Record list:
☆ ☆ ☆ ☆ ☆

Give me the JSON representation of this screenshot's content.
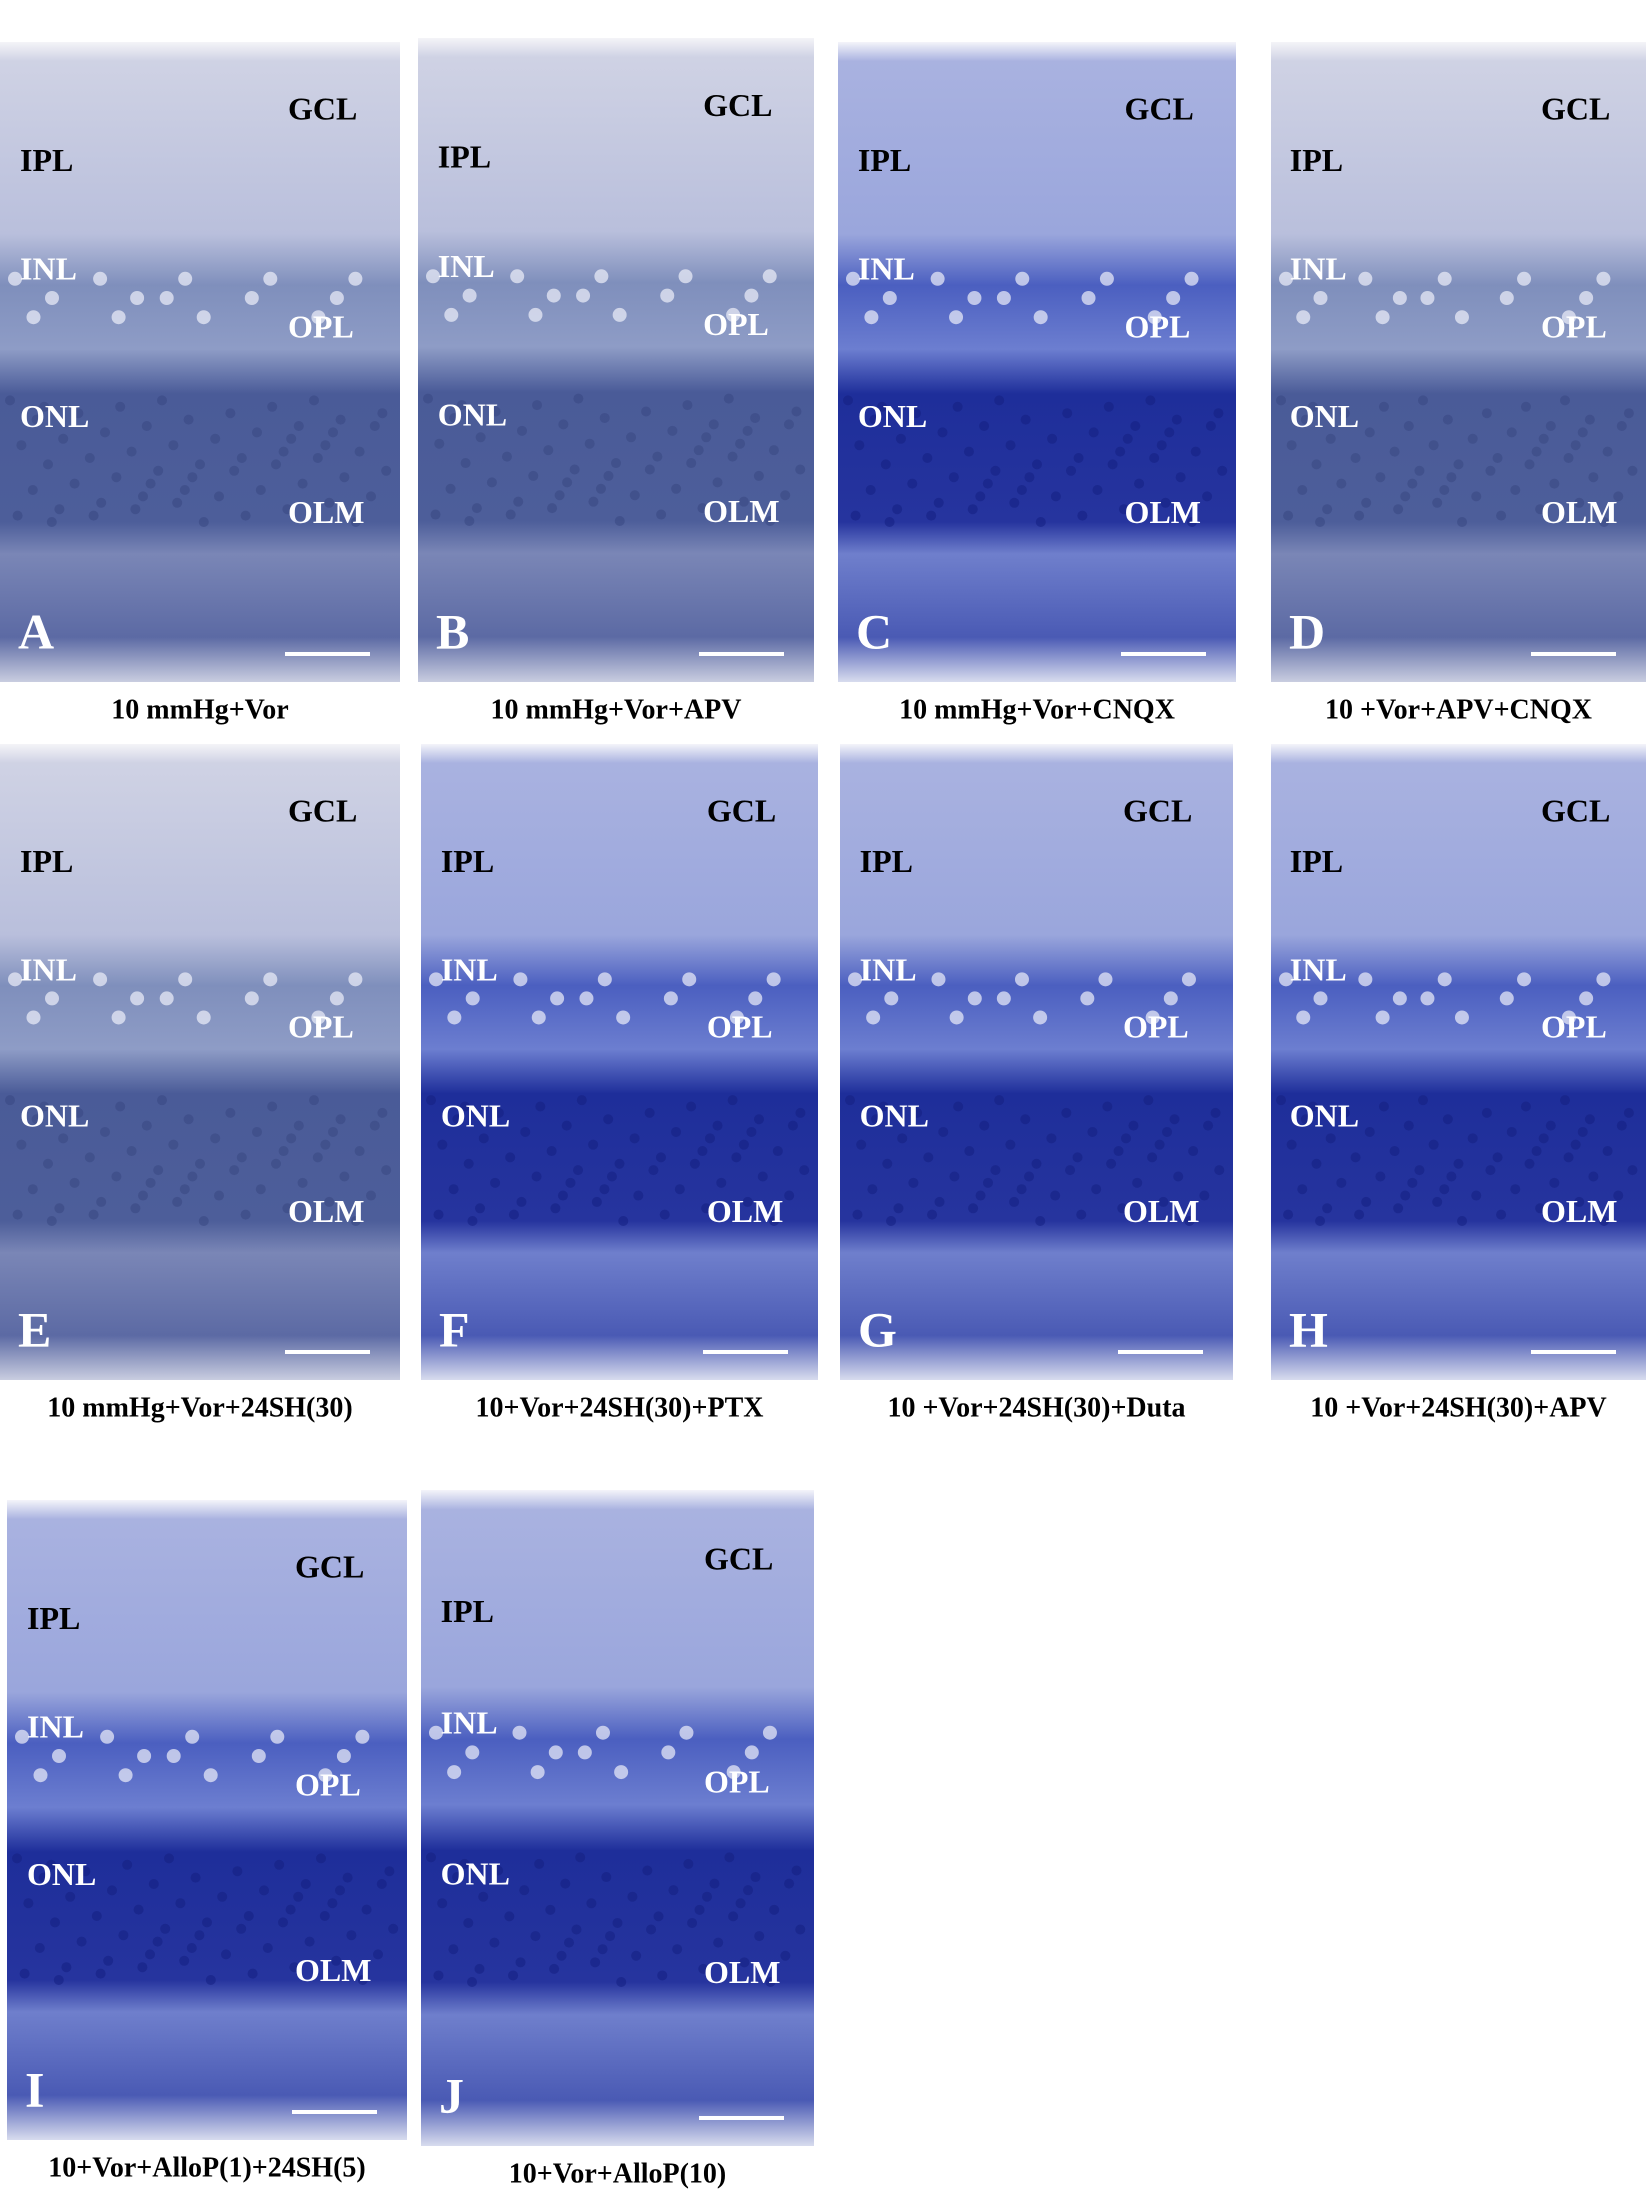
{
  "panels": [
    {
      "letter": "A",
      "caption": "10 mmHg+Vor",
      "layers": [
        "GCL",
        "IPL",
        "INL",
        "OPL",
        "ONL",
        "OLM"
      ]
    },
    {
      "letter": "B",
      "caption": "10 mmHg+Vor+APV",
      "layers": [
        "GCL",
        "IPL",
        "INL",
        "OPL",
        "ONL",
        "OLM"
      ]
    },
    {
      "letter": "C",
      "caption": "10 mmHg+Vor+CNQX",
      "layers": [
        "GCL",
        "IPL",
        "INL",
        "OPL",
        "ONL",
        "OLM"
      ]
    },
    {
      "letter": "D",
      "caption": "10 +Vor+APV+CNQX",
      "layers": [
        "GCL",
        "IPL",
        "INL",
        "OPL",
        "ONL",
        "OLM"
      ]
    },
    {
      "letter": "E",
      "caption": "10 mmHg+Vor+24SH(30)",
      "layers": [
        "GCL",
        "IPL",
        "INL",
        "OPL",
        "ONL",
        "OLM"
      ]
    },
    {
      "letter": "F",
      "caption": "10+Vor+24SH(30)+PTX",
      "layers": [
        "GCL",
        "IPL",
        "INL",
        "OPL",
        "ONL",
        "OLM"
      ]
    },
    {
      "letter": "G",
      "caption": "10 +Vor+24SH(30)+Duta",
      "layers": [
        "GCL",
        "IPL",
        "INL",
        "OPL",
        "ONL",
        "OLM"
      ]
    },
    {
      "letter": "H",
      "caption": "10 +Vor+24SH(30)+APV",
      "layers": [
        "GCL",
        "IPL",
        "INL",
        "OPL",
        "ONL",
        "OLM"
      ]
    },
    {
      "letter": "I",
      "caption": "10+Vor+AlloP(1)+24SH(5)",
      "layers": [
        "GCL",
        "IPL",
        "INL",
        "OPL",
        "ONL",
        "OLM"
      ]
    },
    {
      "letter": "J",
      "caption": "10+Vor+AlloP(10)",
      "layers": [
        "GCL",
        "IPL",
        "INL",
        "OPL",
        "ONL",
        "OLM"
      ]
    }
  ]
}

☆ ☆ ☆ ☆ ☆

To be done:
Reproduce each record above by retyping it exactly; omit all images.

Answer to the task:
Give me the JSON representation of this screenshot's content.
{
  "panels": [
    {
      "letter": "A",
      "caption": "10 mmHg+Vor",
      "layers": [
        "GCL",
        "IPL",
        "INL",
        "OPL",
        "ONL",
        "OLM"
      ]
    },
    {
      "letter": "B",
      "caption": "10 mmHg+Vor+APV",
      "layers": [
        "GCL",
        "IPL",
        "INL",
        "OPL",
        "ONL",
        "OLM"
      ]
    },
    {
      "letter": "C",
      "caption": "10 mmHg+Vor+CNQX",
      "layers": [
        "GCL",
        "IPL",
        "INL",
        "OPL",
        "ONL",
        "OLM"
      ]
    },
    {
      "letter": "D",
      "caption": "10 +Vor+APV+CNQX",
      "layers": [
        "GCL",
        "IPL",
        "INL",
        "OPL",
        "ONL",
        "OLM"
      ]
    },
    {
      "letter": "E",
      "caption": "10 mmHg+Vor+24SH(30)",
      "layers": [
        "GCL",
        "IPL",
        "INL",
        "OPL",
        "ONL",
        "OLM"
      ]
    },
    {
      "letter": "F",
      "caption": "10+Vor+24SH(30)+PTX",
      "layers": [
        "GCL",
        "IPL",
        "INL",
        "OPL",
        "ONL",
        "OLM"
      ]
    },
    {
      "letter": "G",
      "caption": "10 +Vor+24SH(30)+Duta",
      "layers": [
        "GCL",
        "IPL",
        "INL",
        "OPL",
        "ONL",
        "OLM"
      ]
    },
    {
      "letter": "H",
      "caption": "10 +Vor+24SH(30)+APV",
      "layers": [
        "GCL",
        "IPL",
        "INL",
        "OPL",
        "ONL",
        "OLM"
      ]
    },
    {
      "letter": "I",
      "caption": "10+Vor+AlloP(1)+24SH(5)",
      "layers": [
        "GCL",
        "IPL",
        "INL",
        "OPL",
        "ONL",
        "OLM"
      ]
    },
    {
      "letter": "J",
      "caption": "10+Vor+AlloP(10)",
      "layers": [
        "GCL",
        "IPL",
        "INL",
        "OPL",
        "ONL",
        "OLM"
      ]
    }
  ]
}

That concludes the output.